RECORDS:
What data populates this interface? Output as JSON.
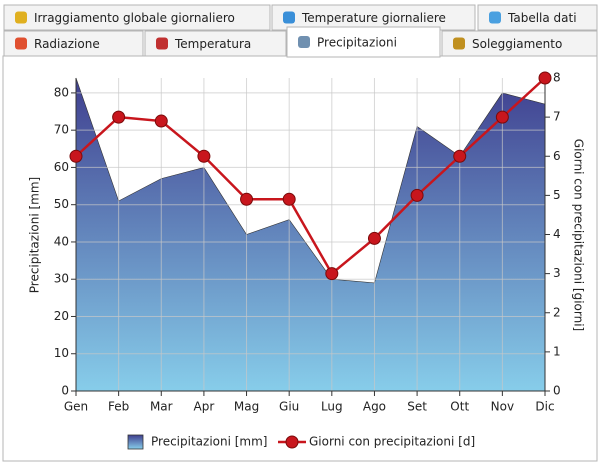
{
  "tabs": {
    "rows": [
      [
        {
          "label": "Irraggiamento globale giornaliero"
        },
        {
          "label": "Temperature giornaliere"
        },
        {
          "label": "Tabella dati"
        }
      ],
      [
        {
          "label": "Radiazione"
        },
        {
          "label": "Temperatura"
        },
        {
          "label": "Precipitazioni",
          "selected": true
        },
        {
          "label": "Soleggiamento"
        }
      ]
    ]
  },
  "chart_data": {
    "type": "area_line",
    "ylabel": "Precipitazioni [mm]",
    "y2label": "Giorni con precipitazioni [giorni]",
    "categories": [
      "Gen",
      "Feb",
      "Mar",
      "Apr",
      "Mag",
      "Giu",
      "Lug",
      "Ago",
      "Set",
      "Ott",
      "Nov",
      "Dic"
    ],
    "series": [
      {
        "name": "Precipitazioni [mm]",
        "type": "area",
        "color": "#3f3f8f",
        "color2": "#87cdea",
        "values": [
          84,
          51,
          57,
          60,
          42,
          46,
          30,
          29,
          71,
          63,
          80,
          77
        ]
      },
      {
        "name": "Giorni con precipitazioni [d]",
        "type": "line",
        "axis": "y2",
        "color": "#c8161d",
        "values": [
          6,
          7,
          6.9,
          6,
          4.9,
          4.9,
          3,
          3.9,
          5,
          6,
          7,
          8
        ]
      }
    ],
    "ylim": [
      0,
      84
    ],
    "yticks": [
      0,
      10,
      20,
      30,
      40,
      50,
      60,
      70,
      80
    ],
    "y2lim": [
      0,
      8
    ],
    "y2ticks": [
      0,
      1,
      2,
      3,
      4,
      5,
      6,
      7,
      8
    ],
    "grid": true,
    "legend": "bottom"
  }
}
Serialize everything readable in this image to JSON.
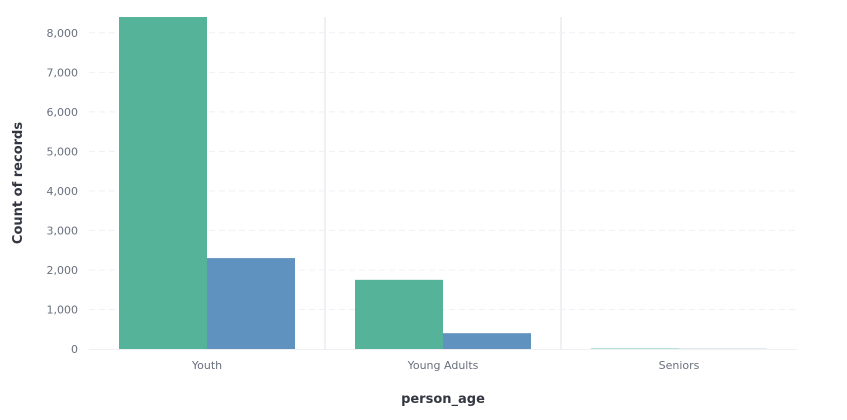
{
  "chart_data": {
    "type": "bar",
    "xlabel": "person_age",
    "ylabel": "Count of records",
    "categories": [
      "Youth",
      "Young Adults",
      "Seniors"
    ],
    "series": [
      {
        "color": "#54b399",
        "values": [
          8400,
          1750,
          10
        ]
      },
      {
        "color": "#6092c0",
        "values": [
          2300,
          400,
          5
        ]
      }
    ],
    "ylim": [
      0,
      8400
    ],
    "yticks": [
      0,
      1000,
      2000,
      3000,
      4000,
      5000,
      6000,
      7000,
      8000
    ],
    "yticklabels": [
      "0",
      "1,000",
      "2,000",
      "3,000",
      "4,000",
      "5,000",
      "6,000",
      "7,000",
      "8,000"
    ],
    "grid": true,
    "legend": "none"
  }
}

WHAT NEEDS TO BE DONE: Pictures are excluded; copy every other part of the records exactly.

EXERCISE OUTPUT:
What data populates this interface? Output as JSON.
{
  "tabs": {
    "rows": [
      [
        {
          "label": "Irraggiamento globale giornaliero"
        },
        {
          "label": "Temperature giornaliere"
        },
        {
          "label": "Tabella dati"
        }
      ],
      [
        {
          "label": "Radiazione"
        },
        {
          "label": "Temperatura"
        },
        {
          "label": "Precipitazioni",
          "selected": true
        },
        {
          "label": "Soleggiamento"
        }
      ]
    ]
  },
  "chart_data": {
    "type": "area_line",
    "ylabel": "Precipitazioni [mm]",
    "y2label": "Giorni con precipitazioni [giorni]",
    "categories": [
      "Gen",
      "Feb",
      "Mar",
      "Apr",
      "Mag",
      "Giu",
      "Lug",
      "Ago",
      "Set",
      "Ott",
      "Nov",
      "Dic"
    ],
    "series": [
      {
        "name": "Precipitazioni [mm]",
        "type": "area",
        "color": "#3f3f8f",
        "color2": "#87cdea",
        "values": [
          84,
          51,
          57,
          60,
          42,
          46,
          30,
          29,
          71,
          63,
          80,
          77
        ]
      },
      {
        "name": "Giorni con precipitazioni [d]",
        "type": "line",
        "axis": "y2",
        "color": "#c8161d",
        "values": [
          6,
          7,
          6.9,
          6,
          4.9,
          4.9,
          3,
          3.9,
          5,
          6,
          7,
          8
        ]
      }
    ],
    "ylim": [
      0,
      84
    ],
    "yticks": [
      0,
      10,
      20,
      30,
      40,
      50,
      60,
      70,
      80
    ],
    "y2lim": [
      0,
      8
    ],
    "y2ticks": [
      0,
      1,
      2,
      3,
      4,
      5,
      6,
      7,
      8
    ],
    "grid": true,
    "legend": "bottom"
  }
}
Serialize everything readable in this image to JSON.
{
  "chart_data": {
    "type": "bar",
    "xlabel": "person_age",
    "ylabel": "Count of records",
    "categories": [
      "Youth",
      "Young Adults",
      "Seniors"
    ],
    "series": [
      {
        "color": "#54b399",
        "values": [
          8400,
          1750,
          10
        ]
      },
      {
        "color": "#6092c0",
        "values": [
          2300,
          400,
          5
        ]
      }
    ],
    "ylim": [
      0,
      8400
    ],
    "yticks": [
      0,
      1000,
      2000,
      3000,
      4000,
      5000,
      6000,
      7000,
      8000
    ],
    "yticklabels": [
      "0",
      "1,000",
      "2,000",
      "3,000",
      "4,000",
      "5,000",
      "6,000",
      "7,000",
      "8,000"
    ],
    "grid": true,
    "legend": "none"
  }
}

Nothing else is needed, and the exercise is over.